## Dataset excerpts
☆ ☆ ☆ ☆ ☆ ☆ ☆

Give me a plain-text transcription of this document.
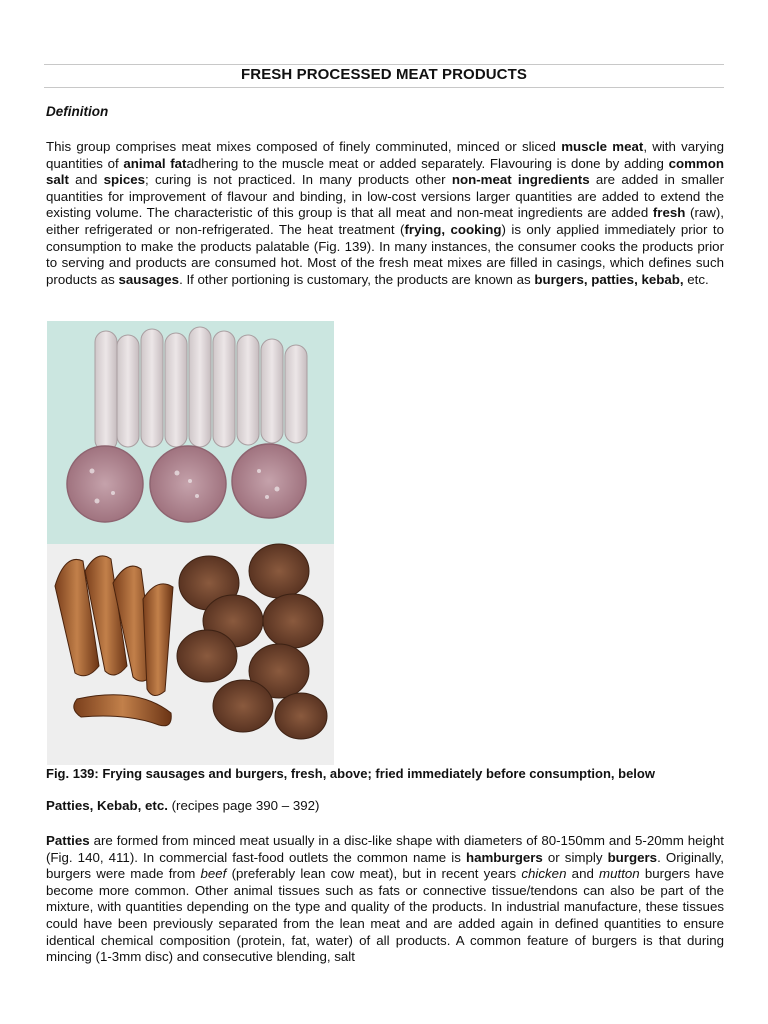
FRESH PROCESSED MEAT PRODUCTS
Definition

This group comprises meat mixes composed of finely comminuted, minced or sliced muscle meat, with varying quantities of animal fatadhering to the muscle meat or added separately. Flavouring is done by adding common salt and spices; curing is not practiced. In many products other non-meat ingredients are added in smaller quantities for improvement of flavour and binding, in low-cost versions larger quantities are added to extend the existing volume. The characteristic of this group is that all meat and non-meat ingredients are added fresh (raw), either refrigerated or non-refrigerated. The heat treatment (frying, cooking) is only applied immediately prior to consumption to make the products palatable (Fig. 139). In many instances, the consumer cooks the products prior to serving and products are consumed hot. Most of the fresh meat mixes are filled in casings, which defines such products as sausages. If other portioning is customary, the products are known as burgers, patties, kebab, etc.

Fig. 139: Frying sausages and burgers, fresh, above; fried immediately before consumption, below
Patties, Kebab, etc. (recipes page 390 – 392)

Patties are formed from minced meat usually in a disc-like shape with diameters of 80-150mm and 5-20mm height (Fig. 140, 411). In commercial fast-food outlets the common name is hamburgers or simply burgers. Originally, burgers were made from beef (preferably lean cow meat), but in recent years chicken and mutton burgers have become more common. Other animal tissues such as fats or connective tissue/tendons can also be part of the mixture, with quantities depending on the type and quality of the products. In industrial manufacture, these tissues could have been previously separated from the lean meat and are added again in defined quantities to ensure identical chemical composition (protein, fat, water) of all products. A common feature of burgers is that during mincing (1-3mm disc) and consecutive blending, salt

☆ ☆ ☆ ☆ ☆ ☆ ☆

## Your goal
Your task is to transcribe all of the records precisely, with no images included.

## Answer below
Give me a plain-text transcription of this document.
FRESH PROCESSED MEAT PRODUCTS
Definition

This group comprises meat mixes composed of finely comminuted, minced or sliced muscle meat, with varying quantities of animal fatadhering to the muscle meat or added separately. Flavouring is done by adding common salt and spices; curing is not practiced. In many products other non-meat ingredients are added in smaller quantities for improvement of flavour and binding, in low-cost versions larger quantities are added to extend the existing volume. The characteristic of this group is that all meat and non-meat ingredients are added fresh (raw), either refrigerated or non-refrigerated. The heat treatment (frying, cooking) is only applied immediately prior to consumption to make the products palatable (Fig. 139). In many instances, the consumer cooks the products prior to serving and products are consumed hot. Most of the fresh meat mixes are filled in casings, which defines such products as sausages. If other portioning is customary, the products are known as burgers, patties, kebab, etc.

Fig. 139: Frying sausages and burgers, fresh, above; fried immediately before consumption, below
Patties, Kebab, etc. (recipes page 390 – 392)

Patties are formed from minced meat usually in a disc-like shape with diameters of 80-150mm and 5-20mm height (Fig. 140, 411). In commercial fast-food outlets the common name is hamburgers or simply burgers. Originally, burgers were made from beef (preferably lean cow meat), but in recent years chicken and mutton burgers have become more common. Other animal tissues such as fats or connective tissue/tendons can also be part of the mixture, with quantities depending on the type and quality of the products. In industrial manufacture, these tissues could have been previously separated from the lean meat and are added again in defined quantities to ensure identical chemical composition (protein, fat, water) of all products. A common feature of burgers is that during mincing (1-3mm disc) and consecutive blending, salt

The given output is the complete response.